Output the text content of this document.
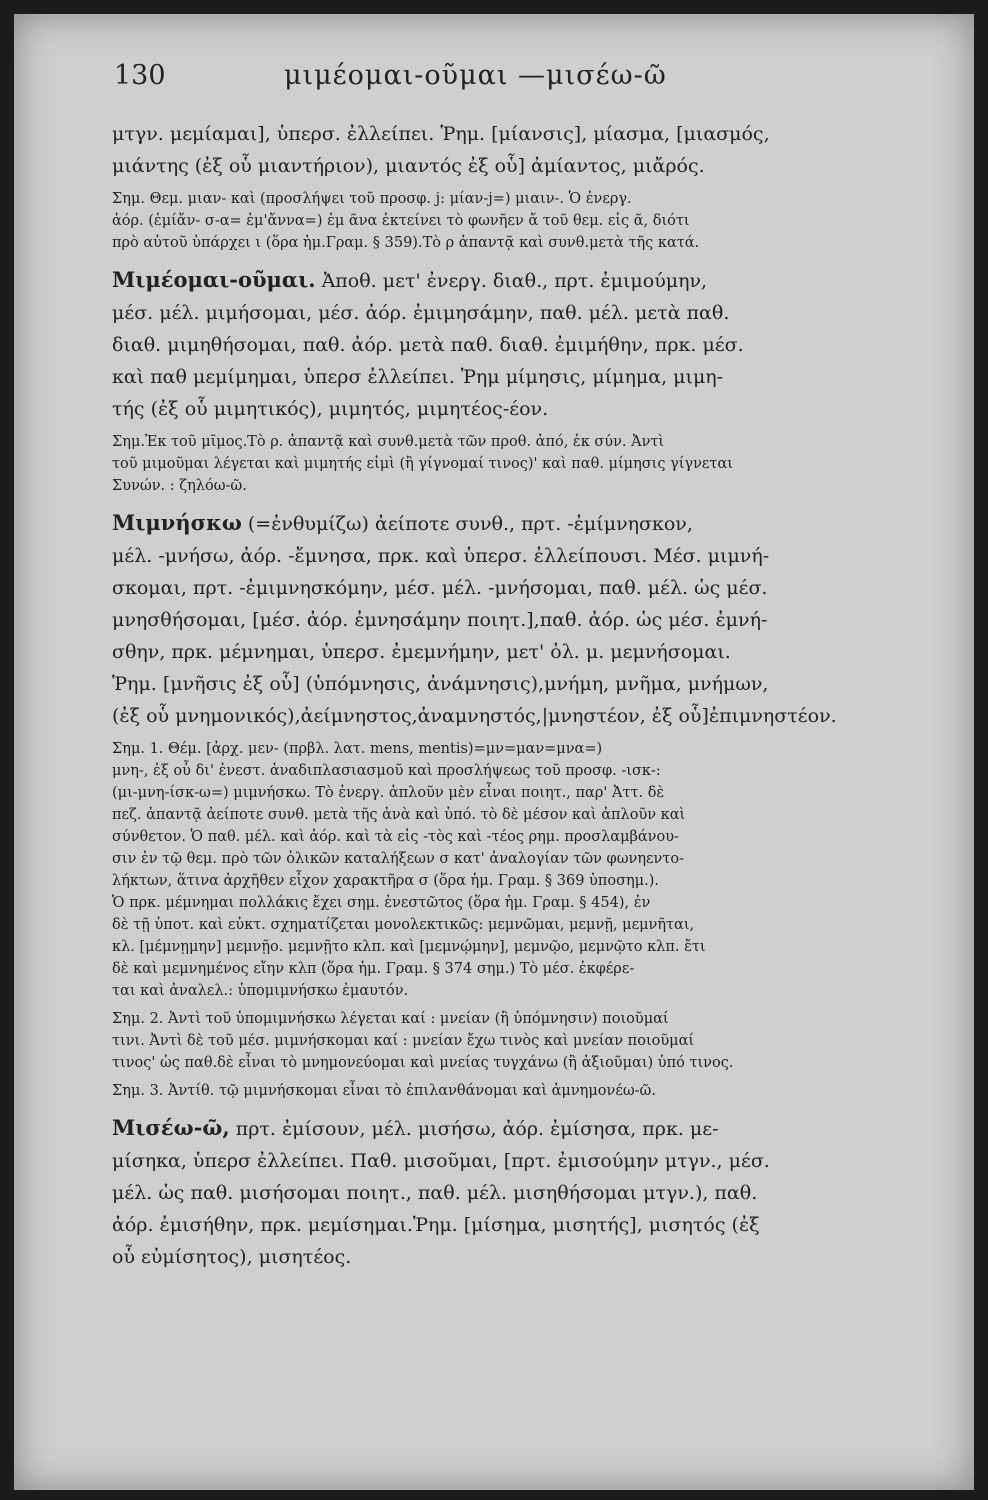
130	μιμέομαι-οῦμαι —μισέω-ῶ
μτγν. μεμίαμαι], ὑπερσ. ἐλλείπει. Ῥημ. [μίανσις], μίασμα, [μιασμός,
μιάντης (ἐξ οὗ μιαντήριον), μιαντός ἐξ οὗ] ἀμίαντος, μιἄρός.
Σημ. Θεμ. μιαν- καὶ (προσλήψει τοῦ προσφ. j: μίαν-j=) μιαιν-. Ὁ ἐνεργ.
ἀόρ. (ἐμίἄν- σ-α= ἐμ'ἄννα=) ἐμ ᾶνα ἐκτείνει τὸ φωνῆεν ἄ τοῦ θεμ. εἰς ᾶ, διότι
πρὸ αὐτοῦ ὑπάρχει ι (ὅρα ἡμ.Γραμ. § 359).Τὸ ρ ἀπαντᾷ καὶ συνθ.μετὰ τῆς κατά.
Μιμέομαι-οῦμαι. Ἀποθ. μετ' ἐνεργ. διαθ., πρτ. ἐμιμούμην,
μέσ. μέλ. μιμήσομαι, μέσ. ἀόρ. ἐμιμησάμην, παθ. μέλ. μετὰ παθ.
διαθ. μιμηθήσομαι, παθ. ἀόρ. μετὰ παθ. διαθ. ἐμιμήθην, πρκ. μέσ.
καὶ παθ μεμίμημαι, ὑπερσ ἐλλείπει. Ῥημ μίμησις, μίμημα, μιμη-
τής (ἐξ οὗ μιμητικός), μιμητός, μιμητέος-έον.
Σημ.Ἐκ τοῦ μῖμος.Τὸ ρ. ἀπαντᾷ καὶ συνθ.μετὰ τῶν προθ. ἀπό, ἐκ σύν. Ἀντὶ
τοῦ μιμοῦμαι λέγεται καὶ μιμητής εἰμὶ (ἢ γίγνομαί τινος)' καὶ παθ. μίμησις γίγνεται
Συνών. : ζηλόω-ῶ.
Μιμνήσκω (=ἐνθυμίζω) ἀείποτε συνθ., πρτ. -ἐμίμνησκον,
μέλ. -μνήσω, ἀόρ. -ἔμνησα, πρκ. καὶ ὑπερσ. ἐλλείπουσι. Μέσ. μιμνή-
σκομαι, πρτ. -ἐμιμνησκόμην, μέσ. μέλ. -μνήσομαι, παθ. μέλ. ὡς μέσ.
μνησθήσομαι, [μέσ. ἀόρ. ἐμνησάμην ποιητ.],παθ. ἀόρ. ὡς μέσ. ἐμνή-
σθην, πρκ. μέμνημαι, ὑπερσ. ἐμεμνήμην, μετ' ὁλ. μ. μεμνήσομαι.
Ῥημ. [μνῆσις ἐξ οὗ] (ὑπόμνησις, ἀνάμνησις),μνήμη, μνῆμα, μνήμων,
(ἐξ οὗ μνημονικός),ἀείμνηστος,ἀναμνηστός,|μνηστέον, ἐξ οὗ]ἐπιμνηστέον.
Σημ. 1. Θέμ. [ἀρχ. μεν- (πρβλ. λατ. mens, mentis)=μν=μαν=μνα=)
μνη-, ἐξ οὗ δι' ἐνεστ. ἀναδιπλασιασμοῦ καὶ προσλήψεως τοῦ προσφ. -ισκ-:
(μι-μνη-ίσκ-ω=) μιμνήσκω. Τὸ ἐνεργ. ἁπλοῦν μὲν εἶναι ποιητ., παρ' Ἀττ. δὲ
πεζ. ἀπαντᾷ ἀείποτε συνθ. μετὰ τῆς ἀνὰ καὶ ὑπό. τὸ δὲ μέσον καὶ ἁπλοῦν καὶ
σύνθετον. Ὁ παθ. μέλ. καὶ ἀόρ. καὶ τὰ εἰς -τὸς καὶ -τέος ρημ. προσλαμβάνου-
σιν ἐν τῷ θεμ. πρὸ τῶν ὀλικῶν καταλήξεων σ κατ' ἀναλογίαν τῶν φωνηεντο-
λήκτων, ἅτινα ἀρχῆθεν εἶχον χαρακτῆρα σ (ὅρα ἡμ. Γραμ. § 369 ὑποσημ.).
Ὁ πρκ. μέμνημαι πολλάκις ἔχει σημ. ἐνεστῶτος (ὅρα ἡμ. Γραμ. § 454), ἐν
δὲ τῇ ὑποτ. καὶ εὐκτ. σχηματίζεται μονολεκτικῶς: μεμνῶμαι, μεμνῇ, μεμνῆται,
κλ. [μέμνῃμην] μεμνῇο. μεμνῇτο κλπ. καὶ [μεμνῴμην], μεμνῷο, μεμνῷτο κλπ. ἔτι
δὲ καὶ μεμνημένος εἴην κλπ (ὅρα ἡμ. Γραμ. § 374 σημ.) Τὸ μέσ. ἐκφέρε-
ται καὶ ἀναλελ.: ὑπομιμνήσκω ἐμαυτόν.
Σημ. 2. Ἀντὶ τοῦ ὑπομιμνήσκω λέγεται καί : μνείαν (ἢ ὑπόμνησιν) ποιοῦμαί
τινι. Ἀντὶ δὲ τοῦ μέσ. μιμνήσκομαι καί : μνείαν ἔχω τινὸς καὶ μνείαν ποιοῦμαί
τινος' ὡς παθ.δὲ εἶναι τὸ μνημονεύομαι καὶ μνείας τυγχάνω (ἢ ἀξιοῦμαι) ὑπό τινος.
Σημ. 3. Ἀντίθ. τῷ μιμνήσκομαι εἶναι τὸ ἐπιλανθάνομαι καὶ ἀμνημονέω-ῶ.
Μισέω-ῶ, πρτ. ἐμίσουν, μέλ. μισήσω, ἀόρ. ἐμίσησα, πρκ. με-
μίσηκα, ὑπερσ ἐλλείπει. Παθ. μισοῦμαι, [πρτ. ἐμισούμην μτγν., μέσ.
μέλ. ὡς παθ. μισήσομαι ποιητ., παθ. μέλ. μισηθήσομαι μτγν.), παθ.
ἀόρ. ἐμισήθην, πρκ. μεμίσημαι.Ῥημ. [μίσημα, μισητής], μισητός (ἐξ
οὗ εὐμίσητος), μισητέος.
****************
Set the data above down again exactly as given, with no pictures.

Output the text content of this document.
130	μιμέομαι-οῦμαι —μισέω-ῶ
μτγν. μεμίαμαι], ὑπερσ. ἐλλείπει. Ῥημ. [μίανσις], μίασμα, [μιασμός,
μιάντης (ἐξ οὗ μιαντήριον), μιαντός ἐξ οὗ] ἀμίαντος, μιἄρός.
Σημ. Θεμ. μιαν- καὶ (προσλήψει τοῦ προσφ. j: μίαν-j=) μιαιν-. Ὁ ἐνεργ.
ἀόρ. (ἐμίἄν- σ-α= ἐμ'ἄννα=) ἐμ ᾶνα ἐκτείνει τὸ φωνῆεν ἄ τοῦ θεμ. εἰς ᾶ, διότι
πρὸ αὐτοῦ ὑπάρχει ι (ὅρα ἡμ.Γραμ. § 359).Τὸ ρ ἀπαντᾷ καὶ συνθ.μετὰ τῆς κατά.
Μιμέομαι-οῦμαι. Ἀποθ. μετ' ἐνεργ. διαθ., πρτ. ἐμιμούμην,
μέσ. μέλ. μιμήσομαι, μέσ. ἀόρ. ἐμιμησάμην, παθ. μέλ. μετὰ παθ.
διαθ. μιμηθήσομαι, παθ. ἀόρ. μετὰ παθ. διαθ. ἐμιμήθην, πρκ. μέσ.
καὶ παθ μεμίμημαι, ὑπερσ ἐλλείπει. Ῥημ μίμησις, μίμημα, μιμη-
τής (ἐξ οὗ μιμητικός), μιμητός, μιμητέος-έον.
Σημ.Ἐκ τοῦ μῖμος.Τὸ ρ. ἀπαντᾷ καὶ συνθ.μετὰ τῶν προθ. ἀπό, ἐκ σύν. Ἀντὶ
τοῦ μιμοῦμαι λέγεται καὶ μιμητής εἰμὶ (ἢ γίγνομαί τινος)' καὶ παθ. μίμησις γίγνεται
Συνών. : ζηλόω-ῶ.
Μιμνήσκω (=ἐνθυμίζω) ἀείποτε συνθ., πρτ. -ἐμίμνησκον,
μέλ. -μνήσω, ἀόρ. -ἔμνησα, πρκ. καὶ ὑπερσ. ἐλλείπουσι. Μέσ. μιμνή-
σκομαι, πρτ. -ἐμιμνησκόμην, μέσ. μέλ. -μνήσομαι, παθ. μέλ. ὡς μέσ.
μνησθήσομαι, [μέσ. ἀόρ. ἐμνησάμην ποιητ.],παθ. ἀόρ. ὡς μέσ. ἐμνή-
σθην, πρκ. μέμνημαι, ὑπερσ. ἐμεμνήμην, μετ' ὁλ. μ. μεμνήσομαι.
Ῥημ. [μνῆσις ἐξ οὗ] (ὑπόμνησις, ἀνάμνησις),μνήμη, μνῆμα, μνήμων,
(ἐξ οὗ μνημονικός),ἀείμνηστος,ἀναμνηστός,|μνηστέον, ἐξ οὗ]ἐπιμνηστέον.
Σημ. 1. Θέμ. [ἀρχ. μεν- (πρβλ. λατ. mens, mentis)=μν=μαν=μνα=)
μνη-, ἐξ οὗ δι' ἐνεστ. ἀναδιπλασιασμοῦ καὶ προσλήψεως τοῦ προσφ. -ισκ-:
(μι-μνη-ίσκ-ω=) μιμνήσκω. Τὸ ἐνεργ. ἁπλοῦν μὲν εἶναι ποιητ., παρ' Ἀττ. δὲ
πεζ. ἀπαντᾷ ἀείποτε συνθ. μετὰ τῆς ἀνὰ καὶ ὑπό. τὸ δὲ μέσον καὶ ἁπλοῦν καὶ
σύνθετον. Ὁ παθ. μέλ. καὶ ἀόρ. καὶ τὰ εἰς -τὸς καὶ -τέος ρημ. προσλαμβάνου-
σιν ἐν τῷ θεμ. πρὸ τῶν ὀλικῶν καταλήξεων σ κατ' ἀναλογίαν τῶν φωνηεντο-
λήκτων, ἅτινα ἀρχῆθεν εἶχον χαρακτῆρα σ (ὅρα ἡμ. Γραμ. § 369 ὑποσημ.).
Ὁ πρκ. μέμνημαι πολλάκις ἔχει σημ. ἐνεστῶτος (ὅρα ἡμ. Γραμ. § 454), ἐν
δὲ τῇ ὑποτ. καὶ εὐκτ. σχηματίζεται μονολεκτικῶς: μεμνῶμαι, μεμνῇ, μεμνῆται,
κλ. [μέμνῃμην] μεμνῇο. μεμνῇτο κλπ. καὶ [μεμνῴμην], μεμνῷο, μεμνῷτο κλπ. ἔτι
δὲ καὶ μεμνημένος εἴην κλπ (ὅρα ἡμ. Γραμ. § 374 σημ.) Τὸ μέσ. ἐκφέρε-
ται καὶ ἀναλελ.: ὑπομιμνήσκω ἐμαυτόν.
Σημ. 2. Ἀντὶ τοῦ ὑπομιμνήσκω λέγεται καί : μνείαν (ἢ ὑπόμνησιν) ποιοῦμαί
τινι. Ἀντὶ δὲ τοῦ μέσ. μιμνήσκομαι καί : μνείαν ἔχω τινὸς καὶ μνείαν ποιοῦμαί
τινος' ὡς παθ.δὲ εἶναι τὸ μνημονεύομαι καὶ μνείας τυγχάνω (ἢ ἀξιοῦμαι) ὑπό τινος.
Σημ. 3. Ἀντίθ. τῷ μιμνήσκομαι εἶναι τὸ ἐπιλανθάνομαι καὶ ἀμνημονέω-ῶ.
Μισέω-ῶ, πρτ. ἐμίσουν, μέλ. μισήσω, ἀόρ. ἐμίσησα, πρκ. με-
μίσηκα, ὑπερσ ἐλλείπει. Παθ. μισοῦμαι, [πρτ. ἐμισούμην μτγν., μέσ.
μέλ. ὡς παθ. μισήσομαι ποιητ., παθ. μέλ. μισηθήσομαι μτγν.), παθ.
ἀόρ. ἐμισήθην, πρκ. μεμίσημαι.Ῥημ. [μίσημα, μισητής], μισητός (ἐξ
οὗ εὐμίσητος), μισητέος.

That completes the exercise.